▶ Problem statement
Find every line containing the word "是随机事件" and report the count, nothing more.
[Start of Data entries]
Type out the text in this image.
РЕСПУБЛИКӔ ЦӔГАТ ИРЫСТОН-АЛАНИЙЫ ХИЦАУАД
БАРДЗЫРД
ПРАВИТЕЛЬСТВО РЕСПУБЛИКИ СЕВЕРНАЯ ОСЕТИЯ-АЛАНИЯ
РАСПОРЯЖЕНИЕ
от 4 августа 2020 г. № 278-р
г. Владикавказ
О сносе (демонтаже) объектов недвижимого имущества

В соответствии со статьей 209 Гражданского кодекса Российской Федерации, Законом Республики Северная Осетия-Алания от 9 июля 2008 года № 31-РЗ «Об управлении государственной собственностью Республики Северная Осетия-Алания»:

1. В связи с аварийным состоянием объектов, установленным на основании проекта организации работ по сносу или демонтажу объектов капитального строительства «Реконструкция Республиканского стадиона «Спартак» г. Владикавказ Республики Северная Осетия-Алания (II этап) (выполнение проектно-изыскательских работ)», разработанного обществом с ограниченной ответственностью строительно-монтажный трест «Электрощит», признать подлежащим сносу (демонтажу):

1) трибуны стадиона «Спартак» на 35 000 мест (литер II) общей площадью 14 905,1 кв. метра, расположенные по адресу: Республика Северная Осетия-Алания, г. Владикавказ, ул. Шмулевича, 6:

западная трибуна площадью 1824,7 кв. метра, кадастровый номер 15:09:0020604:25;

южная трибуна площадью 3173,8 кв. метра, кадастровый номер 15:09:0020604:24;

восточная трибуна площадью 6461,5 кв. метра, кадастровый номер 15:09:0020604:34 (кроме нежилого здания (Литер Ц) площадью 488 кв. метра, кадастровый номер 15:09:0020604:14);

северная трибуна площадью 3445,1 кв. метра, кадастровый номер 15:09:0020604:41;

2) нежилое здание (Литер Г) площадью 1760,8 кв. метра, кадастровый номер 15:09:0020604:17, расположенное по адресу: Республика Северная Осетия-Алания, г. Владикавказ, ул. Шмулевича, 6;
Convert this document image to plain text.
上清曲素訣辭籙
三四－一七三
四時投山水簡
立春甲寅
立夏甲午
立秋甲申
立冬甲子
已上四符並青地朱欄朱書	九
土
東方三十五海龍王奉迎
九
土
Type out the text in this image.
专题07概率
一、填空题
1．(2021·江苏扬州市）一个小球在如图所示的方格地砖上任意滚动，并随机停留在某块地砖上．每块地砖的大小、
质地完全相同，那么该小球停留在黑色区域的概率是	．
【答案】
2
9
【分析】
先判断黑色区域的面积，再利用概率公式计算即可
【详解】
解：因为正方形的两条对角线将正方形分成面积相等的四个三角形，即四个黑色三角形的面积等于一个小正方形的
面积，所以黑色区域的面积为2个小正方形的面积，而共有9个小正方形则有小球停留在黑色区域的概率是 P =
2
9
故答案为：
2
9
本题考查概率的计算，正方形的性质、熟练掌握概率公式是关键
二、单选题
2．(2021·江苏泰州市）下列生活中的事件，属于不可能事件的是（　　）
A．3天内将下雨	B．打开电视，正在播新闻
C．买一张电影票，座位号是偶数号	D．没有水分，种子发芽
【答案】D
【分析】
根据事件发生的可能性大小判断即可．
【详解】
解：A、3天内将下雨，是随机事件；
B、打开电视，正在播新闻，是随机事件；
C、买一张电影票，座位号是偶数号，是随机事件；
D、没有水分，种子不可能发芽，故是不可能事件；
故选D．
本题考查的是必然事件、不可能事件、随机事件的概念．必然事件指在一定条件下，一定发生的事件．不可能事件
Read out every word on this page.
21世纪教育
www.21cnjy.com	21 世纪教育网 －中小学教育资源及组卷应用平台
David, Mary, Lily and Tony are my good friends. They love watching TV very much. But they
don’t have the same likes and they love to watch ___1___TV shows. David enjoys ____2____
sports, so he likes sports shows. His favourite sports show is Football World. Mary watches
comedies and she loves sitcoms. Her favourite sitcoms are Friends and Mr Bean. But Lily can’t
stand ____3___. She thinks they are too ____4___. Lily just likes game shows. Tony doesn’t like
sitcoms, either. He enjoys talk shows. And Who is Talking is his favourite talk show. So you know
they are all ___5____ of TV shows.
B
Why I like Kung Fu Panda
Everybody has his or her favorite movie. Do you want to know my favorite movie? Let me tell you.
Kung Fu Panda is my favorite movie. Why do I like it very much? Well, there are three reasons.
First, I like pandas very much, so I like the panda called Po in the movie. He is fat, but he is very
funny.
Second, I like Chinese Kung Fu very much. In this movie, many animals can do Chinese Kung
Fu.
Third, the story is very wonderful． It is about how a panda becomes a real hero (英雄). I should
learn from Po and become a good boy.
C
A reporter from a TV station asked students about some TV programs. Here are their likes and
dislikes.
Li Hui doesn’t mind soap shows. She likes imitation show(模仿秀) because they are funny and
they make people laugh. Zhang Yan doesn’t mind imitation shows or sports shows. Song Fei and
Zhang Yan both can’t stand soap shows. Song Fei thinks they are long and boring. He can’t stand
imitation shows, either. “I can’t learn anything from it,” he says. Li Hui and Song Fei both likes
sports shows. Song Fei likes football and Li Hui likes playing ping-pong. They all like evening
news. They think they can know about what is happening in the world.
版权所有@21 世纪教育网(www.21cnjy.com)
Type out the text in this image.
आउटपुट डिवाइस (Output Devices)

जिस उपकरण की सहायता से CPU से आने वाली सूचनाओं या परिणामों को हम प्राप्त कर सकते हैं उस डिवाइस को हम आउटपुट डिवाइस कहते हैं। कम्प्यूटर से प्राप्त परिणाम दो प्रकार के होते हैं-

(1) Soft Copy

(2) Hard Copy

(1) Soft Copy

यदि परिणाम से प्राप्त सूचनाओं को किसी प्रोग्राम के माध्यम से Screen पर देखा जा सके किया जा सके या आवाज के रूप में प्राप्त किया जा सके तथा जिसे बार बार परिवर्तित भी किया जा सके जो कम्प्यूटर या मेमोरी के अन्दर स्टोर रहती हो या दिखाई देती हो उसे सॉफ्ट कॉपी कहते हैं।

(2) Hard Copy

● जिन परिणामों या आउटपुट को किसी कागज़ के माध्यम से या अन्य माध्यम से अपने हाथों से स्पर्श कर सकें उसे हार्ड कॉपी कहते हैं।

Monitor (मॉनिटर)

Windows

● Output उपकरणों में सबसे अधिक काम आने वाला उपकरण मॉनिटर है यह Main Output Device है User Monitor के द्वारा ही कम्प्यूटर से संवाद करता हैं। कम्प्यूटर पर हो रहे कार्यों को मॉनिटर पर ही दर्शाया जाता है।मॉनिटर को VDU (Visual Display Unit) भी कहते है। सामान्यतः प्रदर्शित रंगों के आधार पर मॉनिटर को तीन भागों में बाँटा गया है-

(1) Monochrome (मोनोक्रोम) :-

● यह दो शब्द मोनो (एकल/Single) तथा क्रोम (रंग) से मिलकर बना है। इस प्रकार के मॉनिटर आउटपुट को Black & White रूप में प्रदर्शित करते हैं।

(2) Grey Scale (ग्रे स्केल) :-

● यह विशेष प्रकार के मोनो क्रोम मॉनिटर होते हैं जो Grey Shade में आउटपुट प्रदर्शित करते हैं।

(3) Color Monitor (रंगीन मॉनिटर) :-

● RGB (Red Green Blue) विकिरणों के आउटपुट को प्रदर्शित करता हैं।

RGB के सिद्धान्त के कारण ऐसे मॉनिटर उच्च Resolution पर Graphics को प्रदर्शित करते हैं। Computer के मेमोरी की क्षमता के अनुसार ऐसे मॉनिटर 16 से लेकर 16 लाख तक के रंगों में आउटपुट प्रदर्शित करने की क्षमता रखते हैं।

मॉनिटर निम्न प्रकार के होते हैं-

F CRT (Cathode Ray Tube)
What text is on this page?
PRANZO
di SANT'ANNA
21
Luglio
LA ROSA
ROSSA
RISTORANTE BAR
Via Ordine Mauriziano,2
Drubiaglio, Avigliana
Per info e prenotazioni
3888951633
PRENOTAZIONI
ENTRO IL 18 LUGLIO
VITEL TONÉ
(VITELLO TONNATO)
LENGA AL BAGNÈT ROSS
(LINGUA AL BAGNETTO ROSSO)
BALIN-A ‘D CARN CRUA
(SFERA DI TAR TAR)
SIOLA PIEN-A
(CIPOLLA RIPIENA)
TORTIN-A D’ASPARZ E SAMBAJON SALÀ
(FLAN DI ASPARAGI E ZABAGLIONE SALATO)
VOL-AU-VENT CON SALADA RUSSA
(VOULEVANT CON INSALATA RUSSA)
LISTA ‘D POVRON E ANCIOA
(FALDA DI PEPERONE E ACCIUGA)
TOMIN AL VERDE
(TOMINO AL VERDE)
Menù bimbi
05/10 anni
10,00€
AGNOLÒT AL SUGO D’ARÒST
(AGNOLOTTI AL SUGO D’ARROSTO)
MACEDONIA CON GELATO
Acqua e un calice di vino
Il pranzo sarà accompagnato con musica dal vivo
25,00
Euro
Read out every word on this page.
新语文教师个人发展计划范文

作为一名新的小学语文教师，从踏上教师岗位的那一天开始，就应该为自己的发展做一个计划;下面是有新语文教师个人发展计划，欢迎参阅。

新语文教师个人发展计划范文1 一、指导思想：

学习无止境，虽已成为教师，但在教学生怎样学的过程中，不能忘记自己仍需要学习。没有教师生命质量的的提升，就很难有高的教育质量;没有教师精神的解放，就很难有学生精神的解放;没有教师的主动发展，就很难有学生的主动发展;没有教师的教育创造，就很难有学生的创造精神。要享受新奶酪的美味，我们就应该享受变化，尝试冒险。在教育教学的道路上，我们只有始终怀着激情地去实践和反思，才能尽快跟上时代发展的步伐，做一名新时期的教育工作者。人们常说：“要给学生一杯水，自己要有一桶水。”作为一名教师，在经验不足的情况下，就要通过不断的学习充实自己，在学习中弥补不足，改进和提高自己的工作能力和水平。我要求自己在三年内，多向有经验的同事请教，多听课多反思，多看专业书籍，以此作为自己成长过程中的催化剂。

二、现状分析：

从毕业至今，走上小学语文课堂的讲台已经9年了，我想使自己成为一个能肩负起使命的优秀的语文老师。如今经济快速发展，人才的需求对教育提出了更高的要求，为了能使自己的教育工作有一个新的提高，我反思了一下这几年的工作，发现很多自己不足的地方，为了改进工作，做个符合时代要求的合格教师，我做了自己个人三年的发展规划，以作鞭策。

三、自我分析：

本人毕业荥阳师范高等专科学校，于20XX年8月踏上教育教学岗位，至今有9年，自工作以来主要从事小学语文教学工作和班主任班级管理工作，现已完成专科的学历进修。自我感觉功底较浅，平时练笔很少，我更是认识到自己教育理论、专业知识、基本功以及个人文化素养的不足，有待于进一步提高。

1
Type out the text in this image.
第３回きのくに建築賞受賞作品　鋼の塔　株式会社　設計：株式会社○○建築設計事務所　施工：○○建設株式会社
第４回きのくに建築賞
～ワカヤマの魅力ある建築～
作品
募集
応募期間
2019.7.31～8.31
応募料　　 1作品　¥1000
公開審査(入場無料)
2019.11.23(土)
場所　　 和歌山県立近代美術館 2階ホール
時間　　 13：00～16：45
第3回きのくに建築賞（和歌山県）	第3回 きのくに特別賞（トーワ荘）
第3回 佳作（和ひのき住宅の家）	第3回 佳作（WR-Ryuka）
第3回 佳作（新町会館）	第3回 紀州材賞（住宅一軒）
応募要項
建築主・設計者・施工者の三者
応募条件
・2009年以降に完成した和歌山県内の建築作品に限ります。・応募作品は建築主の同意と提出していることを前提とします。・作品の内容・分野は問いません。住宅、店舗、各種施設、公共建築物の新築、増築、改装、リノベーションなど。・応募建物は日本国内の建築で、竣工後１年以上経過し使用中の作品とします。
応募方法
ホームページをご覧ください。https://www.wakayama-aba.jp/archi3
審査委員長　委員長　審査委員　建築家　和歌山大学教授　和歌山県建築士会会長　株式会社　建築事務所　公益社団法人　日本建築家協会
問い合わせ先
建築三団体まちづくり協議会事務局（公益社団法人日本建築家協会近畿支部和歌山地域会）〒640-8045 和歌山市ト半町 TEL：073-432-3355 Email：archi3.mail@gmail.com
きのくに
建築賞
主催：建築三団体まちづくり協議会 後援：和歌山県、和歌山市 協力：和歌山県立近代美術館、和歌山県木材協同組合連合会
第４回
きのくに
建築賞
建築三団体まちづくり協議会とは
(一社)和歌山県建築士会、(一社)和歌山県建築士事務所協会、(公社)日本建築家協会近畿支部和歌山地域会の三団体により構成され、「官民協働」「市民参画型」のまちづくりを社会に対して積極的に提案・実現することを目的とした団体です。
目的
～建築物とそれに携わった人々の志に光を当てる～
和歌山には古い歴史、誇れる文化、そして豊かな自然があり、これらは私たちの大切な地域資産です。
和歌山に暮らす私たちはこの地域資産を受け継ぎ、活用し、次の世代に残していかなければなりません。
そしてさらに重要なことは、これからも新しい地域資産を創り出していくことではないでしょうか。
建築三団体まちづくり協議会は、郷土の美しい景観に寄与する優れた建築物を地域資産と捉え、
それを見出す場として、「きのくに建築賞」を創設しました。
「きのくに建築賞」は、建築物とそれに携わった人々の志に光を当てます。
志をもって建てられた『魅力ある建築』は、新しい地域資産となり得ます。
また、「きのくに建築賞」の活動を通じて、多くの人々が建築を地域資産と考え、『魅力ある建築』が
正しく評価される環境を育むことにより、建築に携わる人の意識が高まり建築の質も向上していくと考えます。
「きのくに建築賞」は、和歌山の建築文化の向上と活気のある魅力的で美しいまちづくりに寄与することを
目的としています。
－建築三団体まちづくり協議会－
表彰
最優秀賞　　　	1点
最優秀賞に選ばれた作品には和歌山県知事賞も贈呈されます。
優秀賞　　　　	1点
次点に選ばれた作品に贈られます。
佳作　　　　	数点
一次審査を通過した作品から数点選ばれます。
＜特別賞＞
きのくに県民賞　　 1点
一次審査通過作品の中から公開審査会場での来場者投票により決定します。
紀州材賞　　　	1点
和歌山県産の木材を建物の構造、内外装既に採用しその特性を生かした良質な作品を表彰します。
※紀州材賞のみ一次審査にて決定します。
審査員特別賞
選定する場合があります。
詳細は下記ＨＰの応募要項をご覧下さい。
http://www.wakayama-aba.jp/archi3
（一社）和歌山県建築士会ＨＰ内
[End of Data entries]
▶ Response for this exercise
3